#### [What is required]
Read through the material below and find each line that has the word "Testing"; copy it.
----- Material provided -----
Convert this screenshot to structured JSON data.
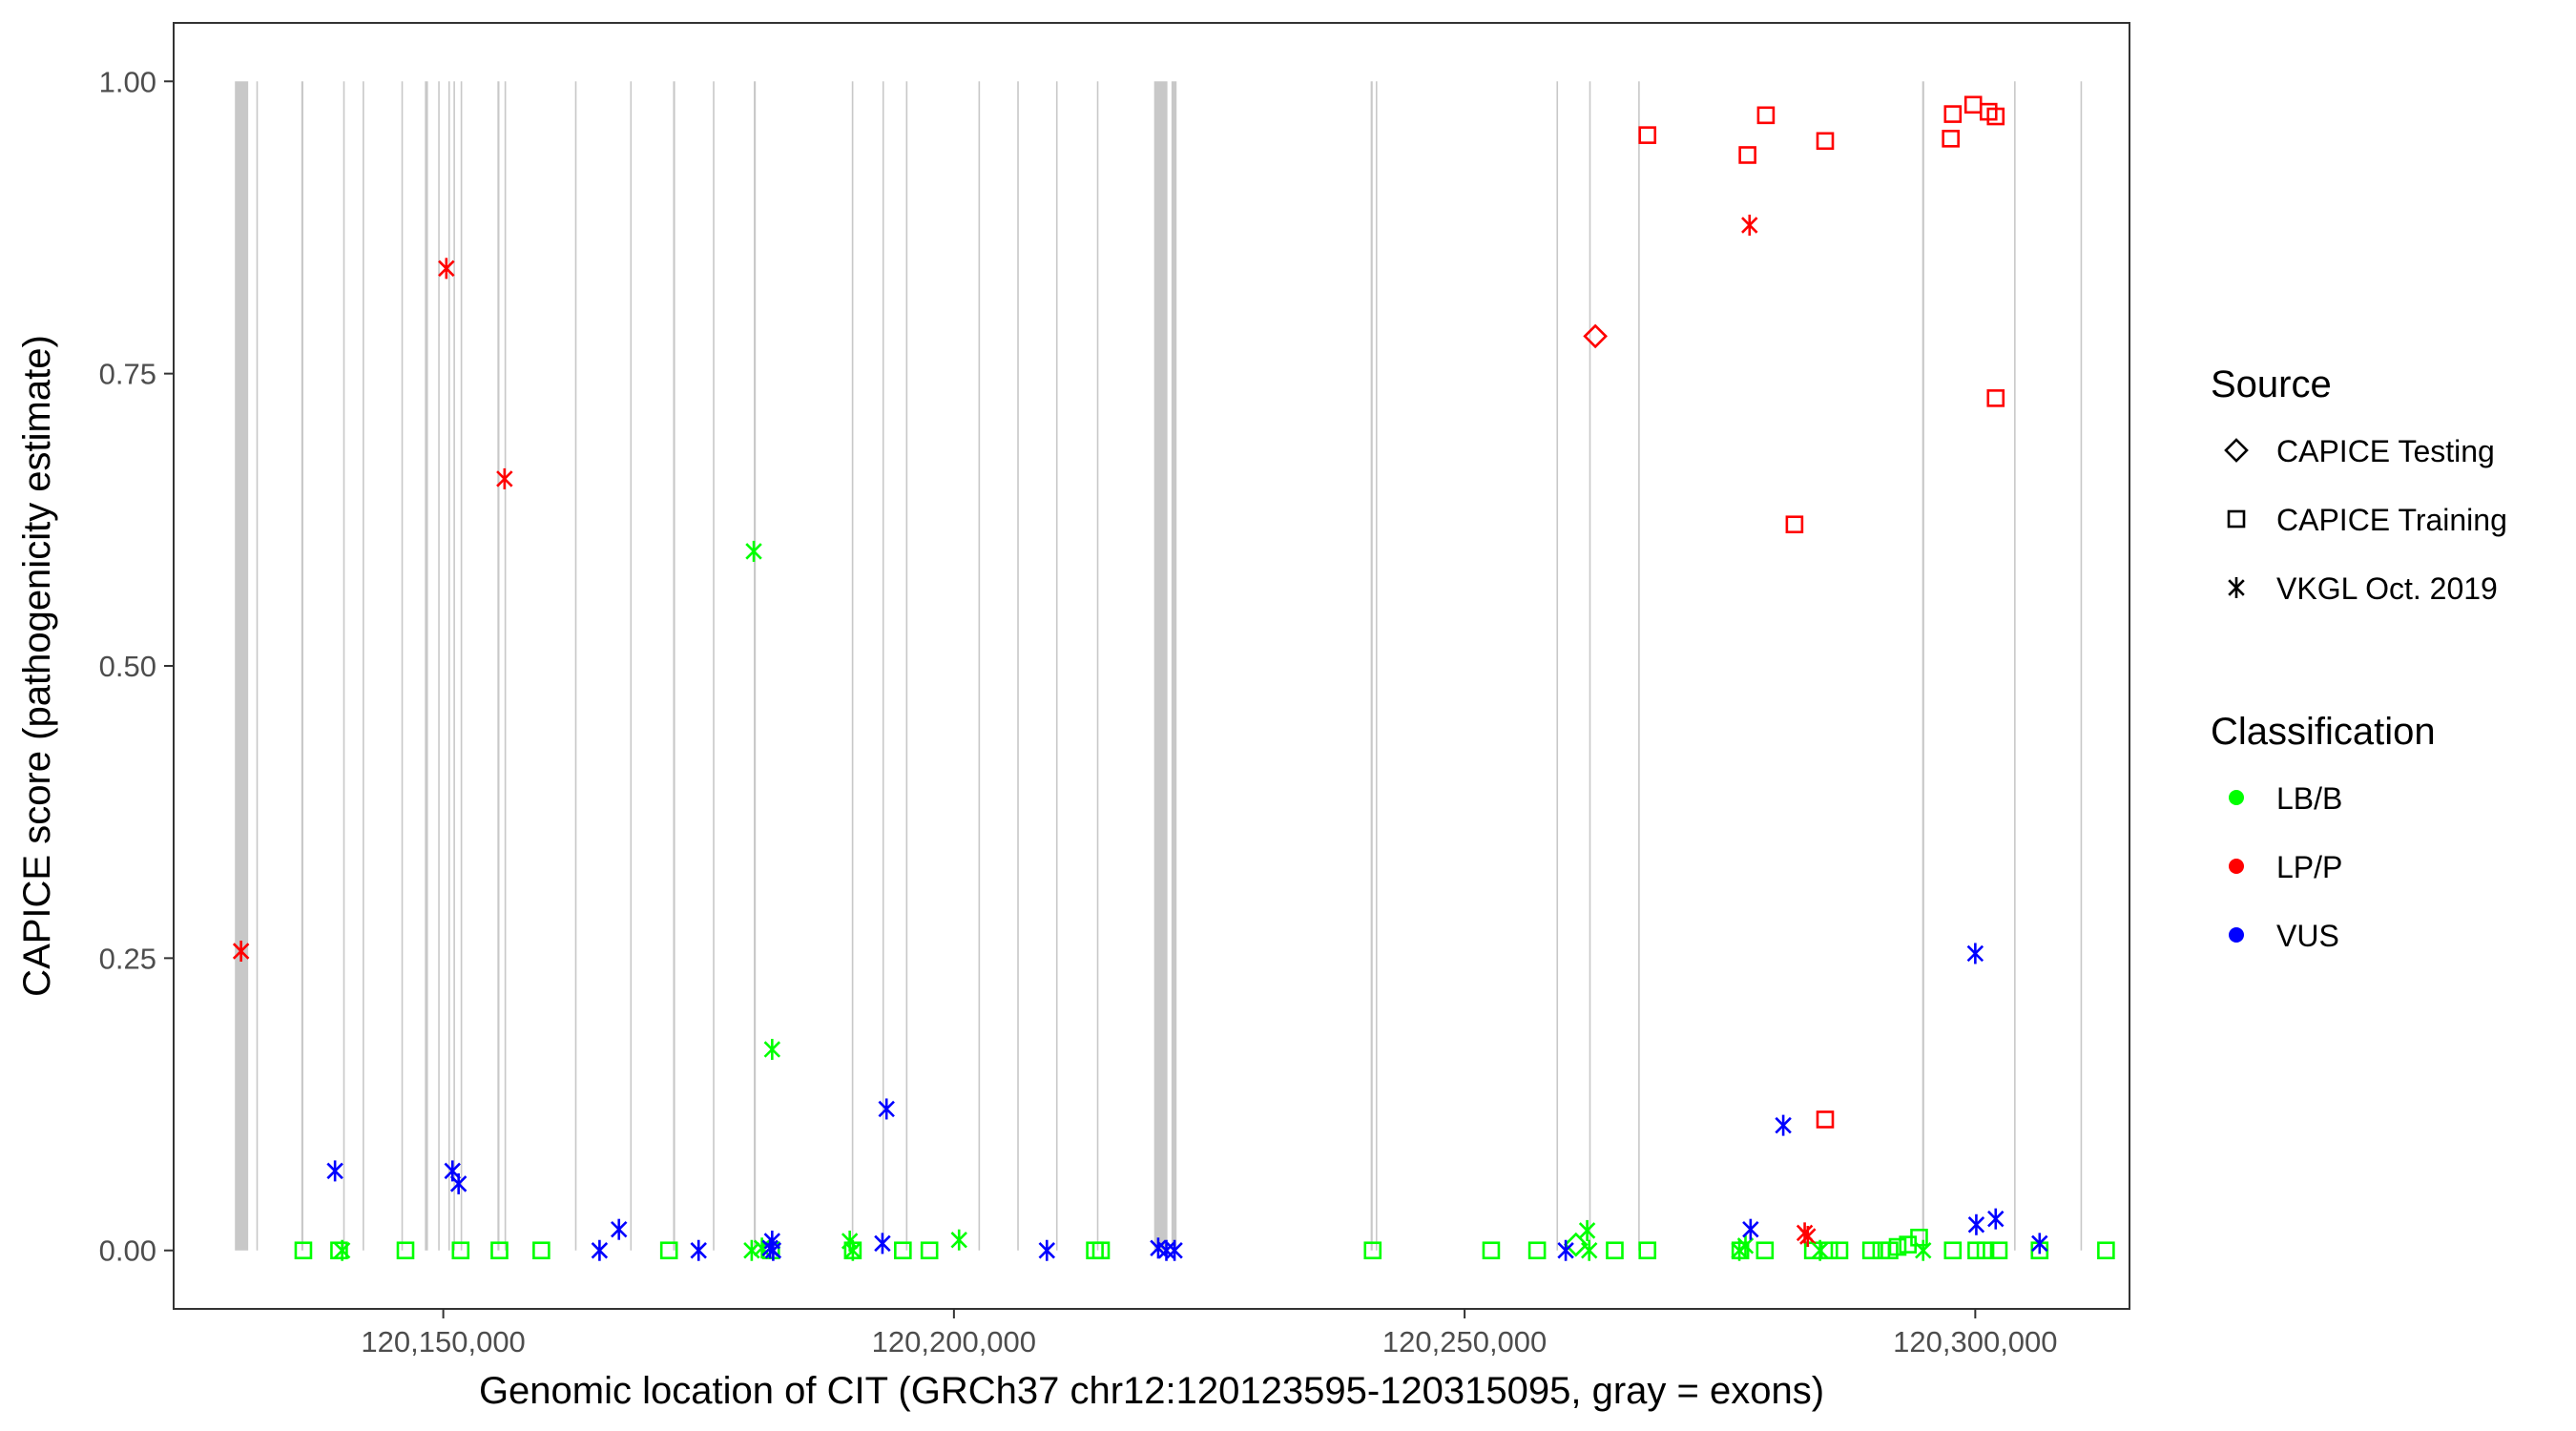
{
  "chart_data": {
    "type": "scatter",
    "xlabel": "Genomic location of CIT (GRCh37 chr12:120123595-120315095, gray = exons)",
    "ylabel": "CAPICE score (pathogenicity estimate)",
    "xlim": [
      120123600,
      120315100
    ],
    "ylim": [
      -0.05,
      1.05
    ],
    "x_ticks": [
      120150000,
      120200000,
      120250000,
      120300000
    ],
    "x_tick_labels": [
      "120,150,000",
      "120,200,000",
      "120,250,000",
      "120,300,000"
    ],
    "y_ticks": [
      0,
      0.25,
      0.5,
      0.75,
      1
    ],
    "y_tick_labels": [
      "0.00",
      "0.25",
      "0.50",
      "0.75",
      "1.00"
    ],
    "grid": false,
    "legend_position": "right",
    "exons": [
      [
        120129600,
        120130900
      ],
      [
        120131700,
        120131800
      ],
      [
        120136100,
        120136300
      ],
      [
        120140200,
        120140300
      ],
      [
        120142100,
        120142200
      ],
      [
        120145900,
        120146000
      ],
      [
        120148200,
        120148500
      ],
      [
        120149500,
        120149600
      ],
      [
        120150500,
        120150600
      ],
      [
        120151000,
        120151100
      ],
      [
        120151700,
        120151800
      ],
      [
        120155300,
        120155500
      ],
      [
        120156000,
        120156100
      ],
      [
        120162900,
        120163000
      ],
      [
        120168300,
        120168400
      ],
      [
        120172500,
        120172700
      ],
      [
        120176400,
        120176500
      ],
      [
        120180400,
        120180600
      ],
      [
        120190000,
        120190100
      ],
      [
        120193000,
        120193100
      ],
      [
        120195300,
        120195400
      ],
      [
        120202400,
        120202500
      ],
      [
        120206200,
        120206300
      ],
      [
        120210000,
        120210100
      ],
      [
        120214000,
        120214100
      ],
      [
        120219600,
        120220900
      ],
      [
        120221300,
        120221800
      ],
      [
        120240800,
        120241000
      ],
      [
        120241300,
        120241400
      ],
      [
        120259000,
        120259100
      ],
      [
        120262200,
        120262300
      ],
      [
        120267000,
        120267100
      ],
      [
        120294800,
        120295000
      ],
      [
        120303800,
        120303900
      ],
      [
        120310300,
        120310400
      ]
    ],
    "series": [
      {
        "source": "CAPICE Testing",
        "shape": "diamond",
        "points": [
          {
            "x": 120262800,
            "y": 0.782,
            "class": "LP/P"
          },
          {
            "x": 120260900,
            "y": 0.005,
            "class": "LB/B"
          }
        ]
      },
      {
        "source": "CAPICE Training",
        "shape": "square",
        "points": [
          {
            "x": 120267900,
            "y": 0.954,
            "class": "LP/P"
          },
          {
            "x": 120277700,
            "y": 0.937,
            "class": "LP/P"
          },
          {
            "x": 120279500,
            "y": 0.971,
            "class": "LP/P"
          },
          {
            "x": 120285300,
            "y": 0.949,
            "class": "LP/P"
          },
          {
            "x": 120297800,
            "y": 0.972,
            "class": "LP/P"
          },
          {
            "x": 120299800,
            "y": 0.98,
            "class": "LP/P"
          },
          {
            "x": 120301300,
            "y": 0.974,
            "class": "LP/P"
          },
          {
            "x": 120302000,
            "y": 0.97,
            "class": "LP/P"
          },
          {
            "x": 120297600,
            "y": 0.951,
            "class": "LP/P"
          },
          {
            "x": 120302000,
            "y": 0.729,
            "class": "LP/P"
          },
          {
            "x": 120282300,
            "y": 0.621,
            "class": "LP/P"
          },
          {
            "x": 120285300,
            "y": 0.112,
            "class": "LP/P"
          },
          {
            "x": 120136300,
            "y": 0.0,
            "class": "LB/B"
          },
          {
            "x": 120139800,
            "y": 0.0,
            "class": "LB/B"
          },
          {
            "x": 120146300,
            "y": 0.0,
            "class": "LB/B"
          },
          {
            "x": 120151700,
            "y": 0.0,
            "class": "LB/B"
          },
          {
            "x": 120155500,
            "y": 0.0,
            "class": "LB/B"
          },
          {
            "x": 120159600,
            "y": 0.0,
            "class": "LB/B"
          },
          {
            "x": 120172100,
            "y": 0.0,
            "class": "LB/B"
          },
          {
            "x": 120182100,
            "y": 0.0,
            "class": "LB/B"
          },
          {
            "x": 120190100,
            "y": 0.0,
            "class": "LB/B"
          },
          {
            "x": 120195000,
            "y": 0.0,
            "class": "LB/B"
          },
          {
            "x": 120197600,
            "y": 0.0,
            "class": "LB/B"
          },
          {
            "x": 120213800,
            "y": 0.0,
            "class": "LB/B"
          },
          {
            "x": 120214400,
            "y": 0.0,
            "class": "LB/B"
          },
          {
            "x": 120241000,
            "y": 0.0,
            "class": "LB/B"
          },
          {
            "x": 120252600,
            "y": 0.0,
            "class": "LB/B"
          },
          {
            "x": 120257100,
            "y": 0.0,
            "class": "LB/B"
          },
          {
            "x": 120264700,
            "y": 0.0,
            "class": "LB/B"
          },
          {
            "x": 120267900,
            "y": 0.0,
            "class": "LB/B"
          },
          {
            "x": 120277000,
            "y": 0.0,
            "class": "LB/B"
          },
          {
            "x": 120279400,
            "y": 0.0,
            "class": "LB/B"
          },
          {
            "x": 120284100,
            "y": 0.0,
            "class": "LB/B"
          },
          {
            "x": 120285700,
            "y": 0.0,
            "class": "LB/B"
          },
          {
            "x": 120286700,
            "y": 0.0,
            "class": "LB/B"
          },
          {
            "x": 120289800,
            "y": 0.0,
            "class": "LB/B"
          },
          {
            "x": 120290800,
            "y": 0.0,
            "class": "LB/B"
          },
          {
            "x": 120291600,
            "y": 0.0,
            "class": "LB/B"
          },
          {
            "x": 120292400,
            "y": 0.003,
            "class": "LB/B"
          },
          {
            "x": 120293400,
            "y": 0.005,
            "class": "LB/B"
          },
          {
            "x": 120294500,
            "y": 0.011,
            "class": "LB/B"
          },
          {
            "x": 120297800,
            "y": 0.0,
            "class": "LB/B"
          },
          {
            "x": 120300100,
            "y": 0.0,
            "class": "LB/B"
          },
          {
            "x": 120301000,
            "y": 0.0,
            "class": "LB/B"
          },
          {
            "x": 120302300,
            "y": 0.0,
            "class": "LB/B"
          },
          {
            "x": 120306300,
            "y": 0.0,
            "class": "LB/B"
          },
          {
            "x": 120312800,
            "y": 0.0,
            "class": "LB/B"
          }
        ]
      },
      {
        "source": "VKGL Oct. 2019",
        "shape": "asterisk",
        "points": [
          {
            "x": 120130200,
            "y": 0.256,
            "class": "LP/P"
          },
          {
            "x": 120150300,
            "y": 0.84,
            "class": "LP/P"
          },
          {
            "x": 120156000,
            "y": 0.66,
            "class": "LP/P"
          },
          {
            "x": 120277900,
            "y": 0.877,
            "class": "LP/P"
          },
          {
            "x": 120283600,
            "y": 0.012,
            "class": "LP/P"
          },
          {
            "x": 120283300,
            "y": 0.015,
            "class": "LP/P"
          },
          {
            "x": 120180400,
            "y": 0.598,
            "class": "LB/B"
          },
          {
            "x": 120182200,
            "y": 0.172,
            "class": "LB/B"
          },
          {
            "x": 120140100,
            "y": 0.0,
            "class": "LB/B"
          },
          {
            "x": 120180200,
            "y": 0.0,
            "class": "LB/B"
          },
          {
            "x": 120181200,
            "y": 0.002,
            "class": "LB/B"
          },
          {
            "x": 120189800,
            "y": 0.008,
            "class": "LB/B"
          },
          {
            "x": 120190100,
            "y": 0.0,
            "class": "LB/B"
          },
          {
            "x": 120200500,
            "y": 0.009,
            "class": "LB/B"
          },
          {
            "x": 120262000,
            "y": 0.017,
            "class": "LB/B"
          },
          {
            "x": 120262200,
            "y": 0.0,
            "class": "LB/B"
          },
          {
            "x": 120276900,
            "y": 0.0,
            "class": "LB/B"
          },
          {
            "x": 120277500,
            "y": 0.004,
            "class": "LB/B"
          },
          {
            "x": 120284800,
            "y": 0.0,
            "class": "LB/B"
          },
          {
            "x": 120294900,
            "y": 0.0,
            "class": "LB/B"
          },
          {
            "x": 120139400,
            "y": 0.068,
            "class": "VUS"
          },
          {
            "x": 120150900,
            "y": 0.068,
            "class": "VUS"
          },
          {
            "x": 120151500,
            "y": 0.057,
            "class": "VUS"
          },
          {
            "x": 120165300,
            "y": 0.0,
            "class": "VUS"
          },
          {
            "x": 120167200,
            "y": 0.018,
            "class": "VUS"
          },
          {
            "x": 120175000,
            "y": 0.0,
            "class": "VUS"
          },
          {
            "x": 120182200,
            "y": 0.008,
            "class": "VUS"
          },
          {
            "x": 120182000,
            "y": 0.002,
            "class": "VUS"
          },
          {
            "x": 120182300,
            "y": 0.0,
            "class": "VUS"
          },
          {
            "x": 120193400,
            "y": 0.121,
            "class": "VUS"
          },
          {
            "x": 120193000,
            "y": 0.006,
            "class": "VUS"
          },
          {
            "x": 120209100,
            "y": 0.0,
            "class": "VUS"
          },
          {
            "x": 120220000,
            "y": 0.002,
            "class": "VUS"
          },
          {
            "x": 120220800,
            "y": 0.0,
            "class": "VUS"
          },
          {
            "x": 120221600,
            "y": 0.0,
            "class": "VUS"
          },
          {
            "x": 120259900,
            "y": 0.0,
            "class": "VUS"
          },
          {
            "x": 120278000,
            "y": 0.018,
            "class": "VUS"
          },
          {
            "x": 120281200,
            "y": 0.107,
            "class": "VUS"
          },
          {
            "x": 120300000,
            "y": 0.254,
            "class": "VUS"
          },
          {
            "x": 120300100,
            "y": 0.022,
            "class": "VUS"
          },
          {
            "x": 120302000,
            "y": 0.027,
            "class": "VUS"
          },
          {
            "x": 120306300,
            "y": 0.006,
            "class": "VUS"
          }
        ]
      }
    ],
    "legend": {
      "source_title": "Source",
      "source_items": [
        {
          "label": "CAPICE Testing",
          "shape": "diamond"
        },
        {
          "label": "CAPICE Training",
          "shape": "square"
        },
        {
          "label": "VKGL Oct. 2019",
          "shape": "asterisk"
        }
      ],
      "class_title": "Classification",
      "class_items": [
        {
          "label": "LB/B",
          "color": "#00ff00"
        },
        {
          "label": "LP/P",
          "color": "#ff0000"
        },
        {
          "label": "VUS",
          "color": "#0000ff"
        }
      ]
    },
    "colors": {
      "LB/B": "#00ff00",
      "LP/P": "#ff0000",
      "VUS": "#0000ff",
      "exon": "#c8c8c8",
      "panel_border": "#333333",
      "tick_text": "#4d4d4d"
    }
  }
}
-----
#### [Solution to this exercise]
        "source": "CAPICE Testing",
          "label": "CAPICE Testing",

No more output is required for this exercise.